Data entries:

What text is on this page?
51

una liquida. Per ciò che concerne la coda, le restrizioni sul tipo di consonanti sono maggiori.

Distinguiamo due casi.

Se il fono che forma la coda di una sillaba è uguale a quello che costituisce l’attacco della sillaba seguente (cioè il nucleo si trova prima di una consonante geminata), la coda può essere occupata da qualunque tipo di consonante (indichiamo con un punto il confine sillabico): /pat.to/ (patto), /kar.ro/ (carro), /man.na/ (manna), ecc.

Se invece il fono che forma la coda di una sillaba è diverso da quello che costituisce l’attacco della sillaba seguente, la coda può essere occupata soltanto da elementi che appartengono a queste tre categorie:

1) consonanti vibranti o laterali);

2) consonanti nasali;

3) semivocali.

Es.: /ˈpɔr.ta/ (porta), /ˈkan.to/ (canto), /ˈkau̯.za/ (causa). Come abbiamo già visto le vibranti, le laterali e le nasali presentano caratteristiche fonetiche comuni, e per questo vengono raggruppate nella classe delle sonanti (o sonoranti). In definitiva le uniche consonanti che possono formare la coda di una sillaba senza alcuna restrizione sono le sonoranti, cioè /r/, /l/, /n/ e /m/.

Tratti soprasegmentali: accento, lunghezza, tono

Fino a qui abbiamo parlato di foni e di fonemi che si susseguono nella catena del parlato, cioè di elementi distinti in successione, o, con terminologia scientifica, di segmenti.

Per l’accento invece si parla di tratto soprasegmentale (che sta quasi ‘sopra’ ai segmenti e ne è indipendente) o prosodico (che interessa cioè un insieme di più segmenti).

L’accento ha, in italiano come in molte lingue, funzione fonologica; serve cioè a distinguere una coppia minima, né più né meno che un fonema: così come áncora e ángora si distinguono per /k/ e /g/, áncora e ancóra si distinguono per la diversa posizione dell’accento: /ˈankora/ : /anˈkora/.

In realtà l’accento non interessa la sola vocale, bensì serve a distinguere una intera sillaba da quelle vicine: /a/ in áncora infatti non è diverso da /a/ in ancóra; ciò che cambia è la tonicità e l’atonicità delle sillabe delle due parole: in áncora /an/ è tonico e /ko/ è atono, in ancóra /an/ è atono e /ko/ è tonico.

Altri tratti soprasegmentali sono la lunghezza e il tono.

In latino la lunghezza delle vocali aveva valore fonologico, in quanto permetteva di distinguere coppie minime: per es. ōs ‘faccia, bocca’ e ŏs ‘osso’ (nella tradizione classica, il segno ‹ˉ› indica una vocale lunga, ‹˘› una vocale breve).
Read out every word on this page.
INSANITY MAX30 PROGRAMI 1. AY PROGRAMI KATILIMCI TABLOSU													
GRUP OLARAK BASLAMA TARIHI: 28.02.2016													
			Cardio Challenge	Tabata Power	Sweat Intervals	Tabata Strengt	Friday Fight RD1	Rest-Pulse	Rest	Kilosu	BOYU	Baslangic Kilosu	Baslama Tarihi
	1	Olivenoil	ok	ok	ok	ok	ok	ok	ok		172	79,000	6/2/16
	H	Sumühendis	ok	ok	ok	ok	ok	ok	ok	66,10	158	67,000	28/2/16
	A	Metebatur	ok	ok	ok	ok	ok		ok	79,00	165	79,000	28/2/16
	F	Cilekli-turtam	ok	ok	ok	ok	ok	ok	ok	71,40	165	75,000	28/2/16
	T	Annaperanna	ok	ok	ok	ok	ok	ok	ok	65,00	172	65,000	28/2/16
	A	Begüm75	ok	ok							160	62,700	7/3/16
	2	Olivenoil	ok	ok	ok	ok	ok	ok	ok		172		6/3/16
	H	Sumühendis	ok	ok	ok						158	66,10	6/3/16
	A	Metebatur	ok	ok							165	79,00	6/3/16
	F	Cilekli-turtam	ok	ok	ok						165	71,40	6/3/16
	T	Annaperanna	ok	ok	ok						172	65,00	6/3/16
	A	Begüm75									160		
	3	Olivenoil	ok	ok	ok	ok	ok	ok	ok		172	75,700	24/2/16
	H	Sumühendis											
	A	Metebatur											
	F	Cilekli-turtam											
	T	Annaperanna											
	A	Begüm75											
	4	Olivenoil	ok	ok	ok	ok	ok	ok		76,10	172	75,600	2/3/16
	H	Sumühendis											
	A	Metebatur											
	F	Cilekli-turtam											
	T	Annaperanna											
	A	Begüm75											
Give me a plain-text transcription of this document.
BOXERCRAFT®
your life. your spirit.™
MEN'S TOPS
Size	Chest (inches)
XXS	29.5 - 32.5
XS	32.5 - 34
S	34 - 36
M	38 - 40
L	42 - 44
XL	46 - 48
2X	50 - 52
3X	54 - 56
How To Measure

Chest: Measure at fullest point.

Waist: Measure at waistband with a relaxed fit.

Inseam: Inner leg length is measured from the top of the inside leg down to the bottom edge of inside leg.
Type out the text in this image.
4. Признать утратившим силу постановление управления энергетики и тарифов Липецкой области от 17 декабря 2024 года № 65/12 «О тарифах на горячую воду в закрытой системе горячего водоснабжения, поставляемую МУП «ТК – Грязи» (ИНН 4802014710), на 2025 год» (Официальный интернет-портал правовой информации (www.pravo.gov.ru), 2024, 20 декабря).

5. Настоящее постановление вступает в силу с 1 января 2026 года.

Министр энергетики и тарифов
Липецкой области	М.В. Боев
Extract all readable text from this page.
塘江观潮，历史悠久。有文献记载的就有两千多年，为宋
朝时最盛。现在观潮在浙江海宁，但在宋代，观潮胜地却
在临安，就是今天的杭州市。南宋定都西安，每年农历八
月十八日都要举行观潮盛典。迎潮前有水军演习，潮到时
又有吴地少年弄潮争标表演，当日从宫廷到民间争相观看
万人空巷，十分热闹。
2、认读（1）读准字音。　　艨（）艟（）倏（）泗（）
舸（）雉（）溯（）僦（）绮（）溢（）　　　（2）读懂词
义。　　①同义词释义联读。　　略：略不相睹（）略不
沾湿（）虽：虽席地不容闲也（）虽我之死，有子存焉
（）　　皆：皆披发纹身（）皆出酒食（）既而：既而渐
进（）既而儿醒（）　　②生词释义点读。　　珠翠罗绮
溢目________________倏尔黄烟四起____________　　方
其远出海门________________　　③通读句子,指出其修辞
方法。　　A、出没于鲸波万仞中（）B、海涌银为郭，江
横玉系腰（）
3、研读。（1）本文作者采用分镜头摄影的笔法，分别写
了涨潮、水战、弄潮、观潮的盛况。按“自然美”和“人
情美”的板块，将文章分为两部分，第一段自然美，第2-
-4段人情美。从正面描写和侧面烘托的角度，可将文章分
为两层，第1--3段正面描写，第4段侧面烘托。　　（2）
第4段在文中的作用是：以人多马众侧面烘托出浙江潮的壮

## [TASK BRIEF]
Transcribe exactly, and only, the lines from the one bearing "Type out the text in this image." through the last line of the entries, counting both.

## [ANSWER FOR THIS EXERCISE]
Type out the text in this image.
4. Признать утратившим силу постановление управления энергетики и тарифов Липецкой области от 17 декабря 2024 года № 65/12 «О тарифах на горячую воду в закрытой системе горячего водоснабжения, поставляемую МУП «ТК – Грязи» (ИНН 4802014710), на 2025 год» (Официальный интернет-портал правовой информации (www.pravo.gov.ru), 2024, 20 декабря).

5. Настоящее постановление вступает в силу с 1 января 2026 года.

Министр энергетики и тарифов
Липецкой области	М.В. Боев
Extract all readable text from this page.
塘江观潮，历史悠久。有文献记载的就有两千多年，为宋
朝时最盛。现在观潮在浙江海宁，但在宋代，观潮胜地却
在临安，就是今天的杭州市。南宋定都西安，每年农历八
月十八日都要举行观潮盛典。迎潮前有水军演习，潮到时
又有吴地少年弄潮争标表演，当日从宫廷到民间争相观看
万人空巷，十分热闹。
2、认读（1）读准字音。　　艨（）艟（）倏（）泗（）
舸（）雉（）溯（）僦（）绮（）溢（）　　　（2）读懂词
义。　　①同义词释义联读。　　略：略不相睹（）略不
沾湿（）虽：虽席地不容闲也（）虽我之死，有子存焉
（）　　皆：皆披发纹身（）皆出酒食（）既而：既而渐
进（）既而儿醒（）　　②生词释义点读。　　珠翠罗绮
溢目________________倏尔黄烟四起____________　　方
其远出海门________________　　③通读句子,指出其修辞
方法。　　A、出没于鲸波万仞中（）B、海涌银为郭，江
横玉系腰（）
3、研读。（1）本文作者采用分镜头摄影的笔法，分别写
了涨潮、水战、弄潮、观潮的盛况。按“自然美”和“人
情美”的板块，将文章分为两部分，第一段自然美，第2-
-4段人情美。从正面描写和侧面烘托的角度，可将文章分
为两层，第1--3段正面描写，第4段侧面烘托。　　（2）
第4段在文中的作用是：以人多马众侧面烘托出浙江潮的壮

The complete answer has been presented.